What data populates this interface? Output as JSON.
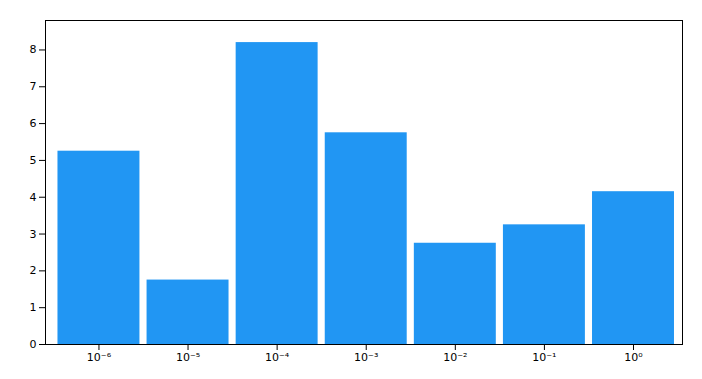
{
  "chart_data": {
    "type": "bar",
    "x": [
      1e-06,
      1e-05,
      0.0001,
      0.001,
      0.01,
      0.1,
      1
    ],
    "values": [
      5.25,
      1.75,
      8.2,
      5.75,
      2.75,
      3.25,
      4.15
    ],
    "color": "#2196F3",
    "log": "x",
    "xlim": [
      2.51188643150958e-07,
      3.54813389233576
    ],
    "xticks": [
      {
        "value": 1e-06,
        "label": "10⁻⁶"
      },
      {
        "value": 1e-05,
        "label": "10⁻⁵"
      },
      {
        "value": 0.0001,
        "label": "10⁻⁴"
      },
      {
        "value": 0.001,
        "label": "10⁻³"
      },
      {
        "value": 0.01,
        "label": "10⁻²"
      },
      {
        "value": 0.1,
        "label": "10⁻¹"
      },
      {
        "value": 1,
        "label": "10⁰"
      }
    ],
    "ylim": [
      0,
      8.8
    ],
    "yticks": [
      0,
      1,
      2,
      3,
      4,
      5,
      6,
      7,
      8
    ],
    "grid": false
  }
}
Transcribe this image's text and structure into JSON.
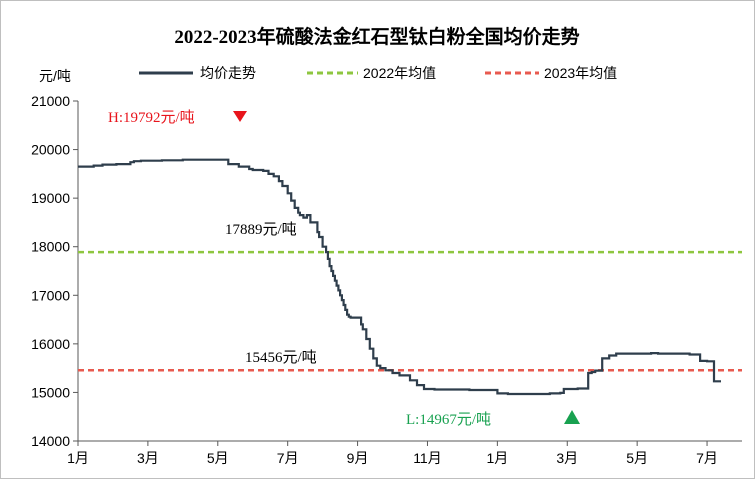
{
  "chart_data": {
    "type": "line",
    "title": "2022-2023年硫酸法金红石型钛白粉全国均价走势",
    "ylabel": "元/吨",
    "xlabel": "",
    "ylim": [
      14000,
      21000
    ],
    "yticks": [
      14000,
      15000,
      16000,
      17000,
      18000,
      19000,
      20000,
      21000
    ],
    "xlim": [
      0,
      19
    ],
    "xticks": [
      {
        "x": 0,
        "label": "1月"
      },
      {
        "x": 2,
        "label": "3月"
      },
      {
        "x": 4,
        "label": "5月"
      },
      {
        "x": 6,
        "label": "7月"
      },
      {
        "x": 8,
        "label": "9月"
      },
      {
        "x": 10,
        "label": "11月"
      },
      {
        "x": 12,
        "label": "1月"
      },
      {
        "x": 14,
        "label": "3月"
      },
      {
        "x": 16,
        "label": "5月"
      },
      {
        "x": 18,
        "label": "7月"
      }
    ],
    "grid": false,
    "legend_position": "top",
    "series": [
      {
        "name": "均价走势",
        "color": "#2f3e4c",
        "style": "solid",
        "step": true,
        "x": [
          0,
          0.45,
          0.7,
          1.1,
          1.5,
          1.6,
          1.8,
          2.3,
          2.4,
          2.9,
          3.0,
          4.2,
          4.3,
          4.6,
          4.9,
          5.0,
          5.3,
          5.45,
          5.6,
          5.75,
          5.85,
          6.0,
          6.1,
          6.2,
          6.3,
          6.35,
          6.45,
          6.55,
          6.65,
          6.75,
          6.85,
          6.9,
          7.0,
          7.1,
          7.15,
          7.2,
          7.25,
          7.3,
          7.35,
          7.4,
          7.45,
          7.5,
          7.55,
          7.6,
          7.65,
          7.7,
          7.75,
          7.8,
          8.1,
          8.15,
          8.25,
          8.35,
          8.45,
          8.55,
          8.65,
          8.8,
          9.0,
          9.2,
          9.5,
          9.7,
          9.9,
          10.2,
          11.2,
          12.0,
          12.3,
          13.2,
          13.5,
          13.8,
          13.9,
          14.3,
          14.6,
          14.7,
          14.8,
          15.0,
          15.2,
          15.4,
          16.4,
          16.6,
          17.2,
          17.5,
          17.8,
          18.0,
          18.2,
          18.4
        ],
        "values": [
          19650,
          19670,
          19690,
          19700,
          19740,
          19760,
          19770,
          19770,
          19780,
          19780,
          19792,
          19792,
          19700,
          19650,
          19600,
          19580,
          19560,
          19500,
          19450,
          19350,
          19250,
          19100,
          18950,
          18800,
          18700,
          18650,
          18600,
          18650,
          18500,
          18500,
          18300,
          18200,
          18000,
          17889,
          17750,
          17600,
          17500,
          17400,
          17300,
          17200,
          17100,
          17000,
          16900,
          16800,
          16700,
          16600,
          16560,
          16540,
          16400,
          16300,
          16100,
          15900,
          15700,
          15550,
          15500,
          15456,
          15400,
          15350,
          15250,
          15150,
          15070,
          15060,
          15050,
          14980,
          14967,
          14967,
          14980,
          14990,
          15070,
          15080,
          15400,
          15420,
          15450,
          15700,
          15760,
          15800,
          15810,
          15800,
          15800,
          15780,
          15650,
          15640,
          15230,
          15230
        ]
      },
      {
        "name": "2022年均值",
        "color": "#8ec63f",
        "style": "dashed",
        "x": [
          0,
          19
        ],
        "values": [
          17889,
          17889
        ]
      },
      {
        "name": "2023年均值",
        "color": "#e85a4f",
        "style": "dashed",
        "x": [
          0,
          19
        ],
        "values": [
          15456,
          15456
        ]
      }
    ],
    "annotations": [
      {
        "text": "H:19792元/吨",
        "color": "#e8141c",
        "marker": "triangle-down",
        "marker_color": "#e8141c"
      },
      {
        "text": "17889元/吨",
        "color": "#000000"
      },
      {
        "text": "15456元/吨",
        "color": "#000000"
      },
      {
        "text": "L:14967元/吨",
        "color": "#18a150",
        "marker": "triangle-up",
        "marker_color": "#18a150"
      }
    ]
  }
}
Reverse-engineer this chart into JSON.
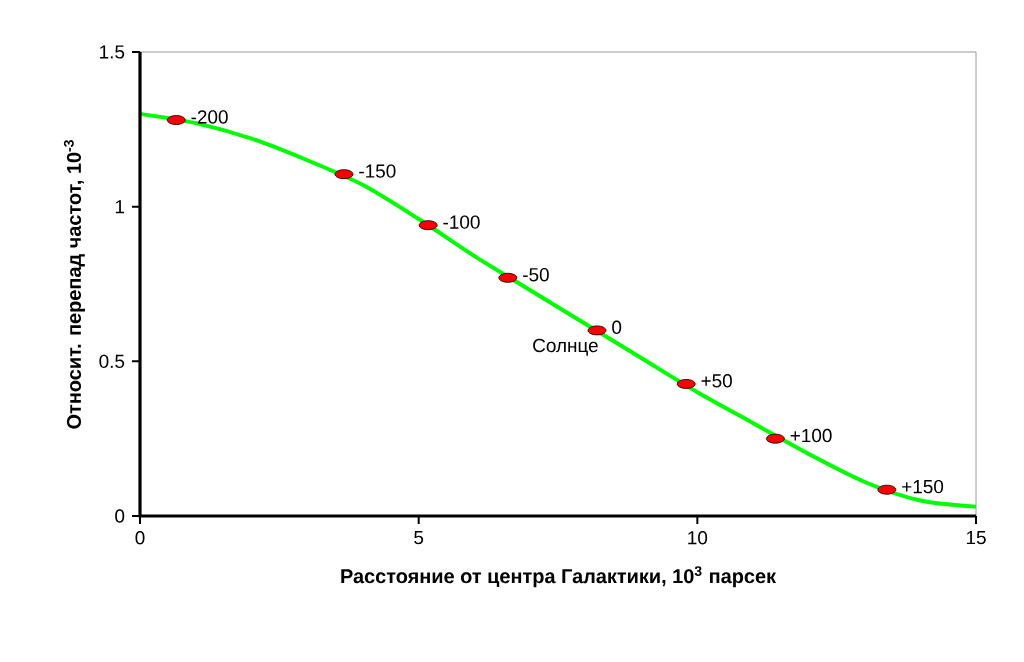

• PROMPT
Pick out the lines that have the word "text". Copy them all.

• CORRECT OUTPUT
Transcribe this image's text and structure into JSON.
        "text": "H:19792元/吨",
        "text": "17889元/吨",
        "text": "15456元/吨",
        "text": "L:14967元/吨",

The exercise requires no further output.